## Collection entries:

--------

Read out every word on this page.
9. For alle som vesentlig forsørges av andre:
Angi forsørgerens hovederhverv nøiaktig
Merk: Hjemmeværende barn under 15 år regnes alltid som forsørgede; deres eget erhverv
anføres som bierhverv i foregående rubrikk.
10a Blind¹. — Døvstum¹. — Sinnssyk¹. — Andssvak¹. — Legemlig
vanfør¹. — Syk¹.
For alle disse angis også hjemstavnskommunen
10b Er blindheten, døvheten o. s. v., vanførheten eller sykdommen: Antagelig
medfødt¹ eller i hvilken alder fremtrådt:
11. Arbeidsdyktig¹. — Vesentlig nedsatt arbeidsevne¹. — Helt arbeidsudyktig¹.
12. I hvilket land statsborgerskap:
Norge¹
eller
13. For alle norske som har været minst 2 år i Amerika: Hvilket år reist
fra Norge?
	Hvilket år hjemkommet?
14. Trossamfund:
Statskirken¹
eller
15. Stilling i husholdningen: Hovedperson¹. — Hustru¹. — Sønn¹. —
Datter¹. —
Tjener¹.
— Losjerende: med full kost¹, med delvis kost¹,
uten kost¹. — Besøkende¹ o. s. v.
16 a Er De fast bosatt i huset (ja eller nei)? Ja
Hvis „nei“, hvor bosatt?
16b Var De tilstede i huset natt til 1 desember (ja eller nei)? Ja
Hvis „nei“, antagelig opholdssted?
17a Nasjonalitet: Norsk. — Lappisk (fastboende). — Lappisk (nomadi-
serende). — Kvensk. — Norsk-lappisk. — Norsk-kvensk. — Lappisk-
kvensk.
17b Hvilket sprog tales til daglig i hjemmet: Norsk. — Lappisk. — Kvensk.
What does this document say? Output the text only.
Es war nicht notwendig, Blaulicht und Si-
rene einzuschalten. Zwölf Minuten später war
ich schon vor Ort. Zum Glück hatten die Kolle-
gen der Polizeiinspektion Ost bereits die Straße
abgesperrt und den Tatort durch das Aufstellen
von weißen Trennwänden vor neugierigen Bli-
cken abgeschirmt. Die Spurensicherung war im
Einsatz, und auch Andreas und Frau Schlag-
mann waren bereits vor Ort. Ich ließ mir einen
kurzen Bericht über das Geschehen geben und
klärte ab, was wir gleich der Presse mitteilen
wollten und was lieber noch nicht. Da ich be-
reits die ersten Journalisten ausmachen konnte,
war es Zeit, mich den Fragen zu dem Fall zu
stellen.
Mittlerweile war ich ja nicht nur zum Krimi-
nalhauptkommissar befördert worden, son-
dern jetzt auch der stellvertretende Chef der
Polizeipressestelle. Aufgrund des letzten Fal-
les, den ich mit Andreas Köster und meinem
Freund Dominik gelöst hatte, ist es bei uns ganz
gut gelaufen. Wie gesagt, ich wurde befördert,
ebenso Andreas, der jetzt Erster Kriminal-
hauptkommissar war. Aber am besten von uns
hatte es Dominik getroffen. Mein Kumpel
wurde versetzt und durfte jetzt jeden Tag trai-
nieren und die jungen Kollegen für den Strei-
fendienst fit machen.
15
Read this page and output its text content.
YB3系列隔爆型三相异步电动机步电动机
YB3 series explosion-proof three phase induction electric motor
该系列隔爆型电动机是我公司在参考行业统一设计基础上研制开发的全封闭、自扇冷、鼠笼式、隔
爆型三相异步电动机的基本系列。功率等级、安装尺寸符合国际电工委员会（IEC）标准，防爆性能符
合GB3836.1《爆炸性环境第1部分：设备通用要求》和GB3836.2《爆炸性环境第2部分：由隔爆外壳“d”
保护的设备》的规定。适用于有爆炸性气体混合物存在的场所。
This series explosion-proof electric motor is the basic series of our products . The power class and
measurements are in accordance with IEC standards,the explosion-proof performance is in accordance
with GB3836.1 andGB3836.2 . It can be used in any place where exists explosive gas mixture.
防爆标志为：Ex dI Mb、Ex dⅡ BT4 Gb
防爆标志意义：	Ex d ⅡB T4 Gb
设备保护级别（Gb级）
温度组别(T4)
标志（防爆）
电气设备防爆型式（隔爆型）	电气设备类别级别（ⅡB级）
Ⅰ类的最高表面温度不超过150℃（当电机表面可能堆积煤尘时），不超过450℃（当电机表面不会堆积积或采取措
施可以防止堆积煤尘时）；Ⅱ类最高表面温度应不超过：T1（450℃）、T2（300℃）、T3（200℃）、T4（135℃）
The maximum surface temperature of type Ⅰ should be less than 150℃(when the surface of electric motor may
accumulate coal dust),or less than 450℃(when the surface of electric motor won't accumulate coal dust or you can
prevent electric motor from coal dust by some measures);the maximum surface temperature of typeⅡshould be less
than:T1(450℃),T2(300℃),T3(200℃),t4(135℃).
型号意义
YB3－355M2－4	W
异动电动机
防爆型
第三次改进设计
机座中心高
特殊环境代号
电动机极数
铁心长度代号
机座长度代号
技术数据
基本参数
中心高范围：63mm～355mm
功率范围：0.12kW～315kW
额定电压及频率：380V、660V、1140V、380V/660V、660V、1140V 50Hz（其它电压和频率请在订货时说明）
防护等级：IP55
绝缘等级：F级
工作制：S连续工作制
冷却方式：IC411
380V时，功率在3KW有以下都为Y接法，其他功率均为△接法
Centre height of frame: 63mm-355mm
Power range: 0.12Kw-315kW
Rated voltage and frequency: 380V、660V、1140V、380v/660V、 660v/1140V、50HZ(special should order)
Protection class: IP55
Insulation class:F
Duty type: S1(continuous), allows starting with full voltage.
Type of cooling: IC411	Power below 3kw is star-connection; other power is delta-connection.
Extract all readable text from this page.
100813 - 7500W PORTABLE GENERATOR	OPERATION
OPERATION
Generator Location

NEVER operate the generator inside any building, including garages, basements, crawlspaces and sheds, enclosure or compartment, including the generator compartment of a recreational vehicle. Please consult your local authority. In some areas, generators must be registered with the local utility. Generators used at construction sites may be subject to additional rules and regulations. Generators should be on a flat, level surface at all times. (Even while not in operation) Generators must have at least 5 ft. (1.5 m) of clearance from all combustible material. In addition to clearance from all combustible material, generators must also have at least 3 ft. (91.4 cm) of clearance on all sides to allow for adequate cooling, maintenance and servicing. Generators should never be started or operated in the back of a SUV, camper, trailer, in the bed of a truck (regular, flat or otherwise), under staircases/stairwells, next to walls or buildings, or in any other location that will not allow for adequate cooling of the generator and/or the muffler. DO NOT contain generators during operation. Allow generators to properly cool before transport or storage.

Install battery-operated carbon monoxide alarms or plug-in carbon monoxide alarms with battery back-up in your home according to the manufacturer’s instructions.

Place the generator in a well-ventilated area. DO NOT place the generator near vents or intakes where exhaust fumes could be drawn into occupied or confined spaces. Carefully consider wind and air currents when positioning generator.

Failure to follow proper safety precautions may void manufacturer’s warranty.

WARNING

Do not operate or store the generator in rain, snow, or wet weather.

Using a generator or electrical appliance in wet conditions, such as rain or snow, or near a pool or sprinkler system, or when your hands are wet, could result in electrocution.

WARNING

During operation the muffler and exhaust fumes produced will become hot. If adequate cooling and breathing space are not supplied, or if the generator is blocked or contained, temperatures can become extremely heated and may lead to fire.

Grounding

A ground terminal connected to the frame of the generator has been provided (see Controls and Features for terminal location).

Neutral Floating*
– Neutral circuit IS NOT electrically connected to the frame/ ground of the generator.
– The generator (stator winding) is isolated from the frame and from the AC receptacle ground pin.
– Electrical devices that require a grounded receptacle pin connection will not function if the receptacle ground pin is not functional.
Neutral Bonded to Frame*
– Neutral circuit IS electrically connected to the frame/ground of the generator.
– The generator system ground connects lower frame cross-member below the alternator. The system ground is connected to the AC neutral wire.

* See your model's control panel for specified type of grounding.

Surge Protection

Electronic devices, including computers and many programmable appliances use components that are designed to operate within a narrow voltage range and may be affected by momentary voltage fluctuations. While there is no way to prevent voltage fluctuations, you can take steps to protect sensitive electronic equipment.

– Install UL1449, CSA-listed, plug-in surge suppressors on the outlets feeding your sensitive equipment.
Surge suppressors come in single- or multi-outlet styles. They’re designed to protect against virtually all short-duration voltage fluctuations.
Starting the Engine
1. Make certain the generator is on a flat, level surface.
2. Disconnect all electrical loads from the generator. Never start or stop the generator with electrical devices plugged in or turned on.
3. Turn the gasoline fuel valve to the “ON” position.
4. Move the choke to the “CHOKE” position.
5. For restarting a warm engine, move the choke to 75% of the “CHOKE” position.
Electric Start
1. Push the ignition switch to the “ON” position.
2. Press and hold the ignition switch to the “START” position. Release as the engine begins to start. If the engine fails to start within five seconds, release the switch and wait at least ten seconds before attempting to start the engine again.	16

--------

## Task objective:
Copy out the lines in which the string "jetzt" appears.

## Answer to the problem:
dern jetzt auch der stellvertretende Chef der
ebenso Andreas, der jetzt Erster Kriminal-
wurde versetzt und durfte jetzt jeden Tag trai-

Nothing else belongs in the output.